Written instruction
Transcribe the listing that follows in full, omitting pictures.

====== Supplied records

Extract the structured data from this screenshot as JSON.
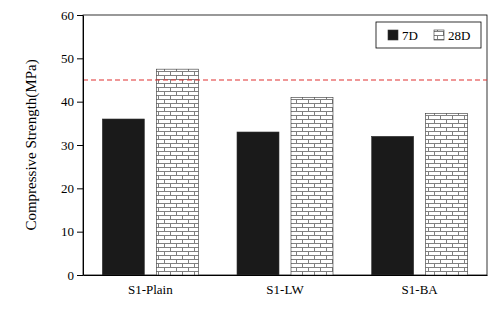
{
  "chart_data": {
    "type": "bar",
    "y_label": "Compressive Strength(MPa)",
    "categories": [
      "S1-Plain",
      "S1-LW",
      "S1-BA"
    ],
    "series": [
      {
        "name": "7D",
        "color": "#1a1a1a",
        "values": [
          36,
          33,
          32
        ]
      },
      {
        "name": "28D",
        "color": "#808080",
        "values": [
          47.5,
          41,
          37.3
        ]
      }
    ],
    "threshold": 45,
    "ylim": [
      0,
      60
    ],
    "yticks": [
      0,
      10,
      20,
      30,
      40,
      50,
      60
    ],
    "grid": false,
    "legend": "upper right"
  }
}
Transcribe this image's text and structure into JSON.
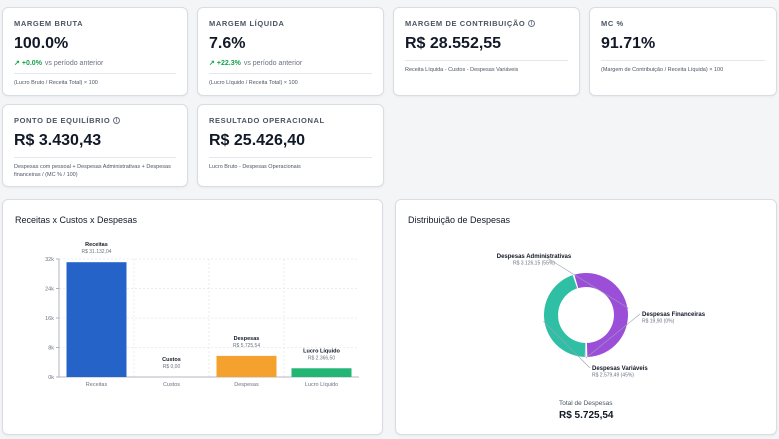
{
  "kpis": {
    "margem_bruta": {
      "title": "MARGEM BRUTA",
      "value": "100.0%",
      "trend_value": "+0.0%",
      "trend_label": "vs período anterior",
      "formula": "(Lucro Bruto / Receita Total) × 100"
    },
    "margem_liquida": {
      "title": "MARGEM LÍQUIDA",
      "value": "7.6%",
      "trend_value": "+22.3%",
      "trend_label": "vs período anterior",
      "formula": "(Lucro Líquido / Receita Total) × 100"
    },
    "margem_contribuicao": {
      "title": "MARGEM DE CONTRIBUIÇÃO",
      "value": "R$ 28.552,55",
      "formula": "Receita Líquida - Custos - Despesas Variáveis"
    },
    "mc_percent": {
      "title": "MC %",
      "value": "91.71%",
      "formula": "(Margem de Contribuição / Receita Líquida) × 100"
    },
    "ponto_equilibrio": {
      "title": "PONTO DE EQUILÍBRIO",
      "value": "R$ 3.430,43",
      "formula": "Despesas com pessoal + Despesas Administrativas + Despesas financeiras / (MC % / 100)"
    },
    "resultado_operacional": {
      "title": "RESULTADO OPERACIONAL",
      "value": "R$ 25.426,40",
      "formula": "Lucro Bruto - Despesas Operacionais"
    }
  },
  "icons": {
    "info": "info-icon",
    "trend": "trending-up-icon"
  },
  "colors": {
    "receitas": "#2563c9",
    "despesas": "#f5a12e",
    "lucro": "#22b573",
    "desp_admin": "#9b4fd8",
    "desp_fin": "#5b7fd6",
    "desp_var": "#2ebfa5",
    "trend": "#16a34a"
  },
  "bar_panel": {
    "title": "Receitas x Custos x Despesas"
  },
  "donut_panel": {
    "title": "Distribuição de Despesas",
    "total_label": "Total de Despesas",
    "total_value": "R$ 5.725,54"
  },
  "chart_data": [
    {
      "type": "bar",
      "title": "Receitas x Custos x Despesas",
      "categories": [
        "Receitas",
        "Custos",
        "Despesas",
        "Lucro Líquido"
      ],
      "values": [
        31132.04,
        0,
        5725.54,
        2366.5
      ],
      "value_labels": [
        "R$ 31.132,04",
        "R$ 0,00",
        "R$ 5.725,54",
        "R$ 2.366,50"
      ],
      "ylim": [
        0,
        32000
      ],
      "yticks": [
        0,
        8000,
        16000,
        24000,
        32000
      ],
      "ytick_labels": [
        "0k",
        "8k",
        "16k",
        "24k",
        "32k"
      ],
      "grid": true
    },
    {
      "type": "pie",
      "title": "Distribuição de Despesas",
      "donut": true,
      "slices": [
        {
          "label": "Despesas Administrativas",
          "value": 3126.15,
          "value_label": "R$ 3.126,15 (55%)",
          "percent": 55
        },
        {
          "label": "Despesas Financeiras",
          "value": 19.9,
          "value_label": "R$ 19,90 (0%)",
          "percent": 0
        },
        {
          "label": "Despesas Variáveis",
          "value": 2579.49,
          "value_label": "R$ 2.579,49 (45%)",
          "percent": 45
        }
      ],
      "total_label": "Total de Despesas",
      "total_value": "R$ 5.725,54"
    }
  ]
}
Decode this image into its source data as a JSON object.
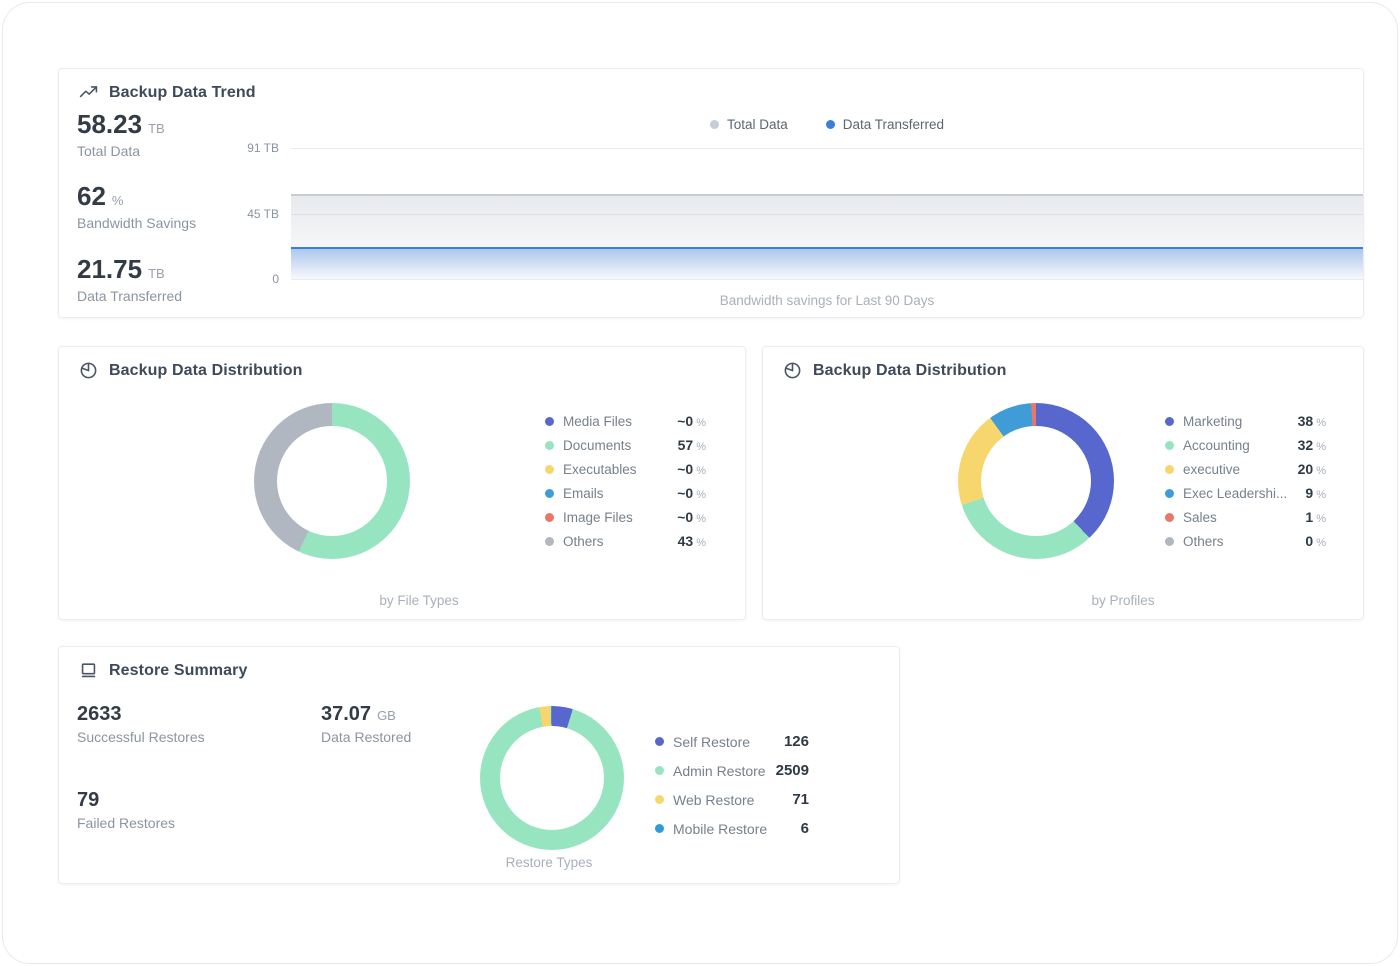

============

The solution
Extract the structured data from this screenshot as JSON.
{
  "chart_data": {
    "type": "bar",
    "y_label": "Compressive Strength(MPa)",
    "categories": [
      "S1-Plain",
      "S1-LW",
      "S1-BA"
    ],
    "series": [
      {
        "name": "7D",
        "color": "#1a1a1a",
        "values": [
          36,
          33,
          32
        ]
      },
      {
        "name": "28D",
        "color": "#808080",
        "values": [
          47.5,
          41,
          37.3
        ]
      }
    ],
    "threshold": 45,
    "ylim": [
      0,
      60
    ],
    "yticks": [
      0,
      10,
      20,
      30,
      40,
      50,
      60
    ],
    "grid": false,
    "legend": "upper right"
  }
}
Transcribe this image's text and structure into JSON.
{
  "kpis": {
    "margem_bruta": {
      "title": "MARGEM BRUTA",
      "value": "100.0%",
      "trend_value": "+0.0%",
      "trend_label": "vs período anterior",
      "formula": "(Lucro Bruto / Receita Total) × 100"
    },
    "margem_liquida": {
      "title": "MARGEM LÍQUIDA",
      "value": "7.6%",
      "trend_value": "+22.3%",
      "trend_label": "vs período anterior",
      "formula": "(Lucro Líquido / Receita Total) × 100"
    },
    "margem_contribuicao": {
      "title": "MARGEM DE CONTRIBUIÇÃO",
      "value": "R$ 28.552,55",
      "formula": "Receita Líquida - Custos - Despesas Variáveis"
    },
    "mc_percent": {
      "title": "MC %",
      "value": "91.71%",
      "formula": "(Margem de Contribuição / Receita Líquida) × 100"
    },
    "ponto_equilibrio": {
      "title": "PONTO DE EQUILÍBRIO",
      "value": "R$ 3.430,43",
      "formula": "Despesas com pessoal + Despesas Administrativas + Despesas financeiras / (MC % / 100)"
    },
    "resultado_operacional": {
      "title": "RESULTADO OPERACIONAL",
      "value": "R$ 25.426,40",
      "formula": "Lucro Bruto - Despesas Operacionais"
    }
  },
  "icons": {
    "info": "info-icon",
    "trend": "trending-up-icon"
  },
  "colors": {
    "receitas": "#2563c9",
    "despesas": "#f5a12e",
    "lucro": "#22b573",
    "desp_admin": "#9b4fd8",
    "desp_fin": "#5b7fd6",
    "desp_var": "#2ebfa5",
    "trend": "#16a34a"
  },
  "bar_panel": {
    "title": "Receitas x Custos x Despesas"
  },
  "donut_panel": {
    "title": "Distribuição de Despesas",
    "total_label": "Total de Despesas",
    "total_value": "R$ 5.725,54"
  },
  "chart_data": [
    {
      "type": "bar",
      "title": "Receitas x Custos x Despesas",
      "categories": [
        "Receitas",
        "Custos",
        "Despesas",
        "Lucro Líquido"
      ],
      "values": [
        31132.04,
        0,
        5725.54,
        2366.5
      ],
      "value_labels": [
        "R$ 31.132,04",
        "R$ 0,00",
        "R$ 5.725,54",
        "R$ 2.366,50"
      ],
      "ylim": [
        0,
        32000
      ],
      "yticks": [
        0,
        8000,
        16000,
        24000,
        32000
      ],
      "ytick_labels": [
        "0k",
        "8k",
        "16k",
        "24k",
        "32k"
      ],
      "grid": true
    },
    {
      "type": "pie",
      "title": "Distribuição de Despesas",
      "donut": true,
      "slices": [
        {
          "label": "Despesas Administrativas",
          "value": 3126.15,
          "value_label": "R$ 3.126,15 (55%)",
          "percent": 55
        },
        {
          "label": "Despesas Financeiras",
          "value": 19.9,
          "value_label": "R$ 19,90 (0%)",
          "percent": 0
        },
        {
          "label": "Despesas Variáveis",
          "value": 2579.49,
          "value_label": "R$ 2.579,49 (45%)",
          "percent": 45
        }
      ],
      "total_label": "Total de Despesas",
      "total_value": "R$ 5.725,54"
    }
  ]
}
Decode this image into its source data as a JSON object.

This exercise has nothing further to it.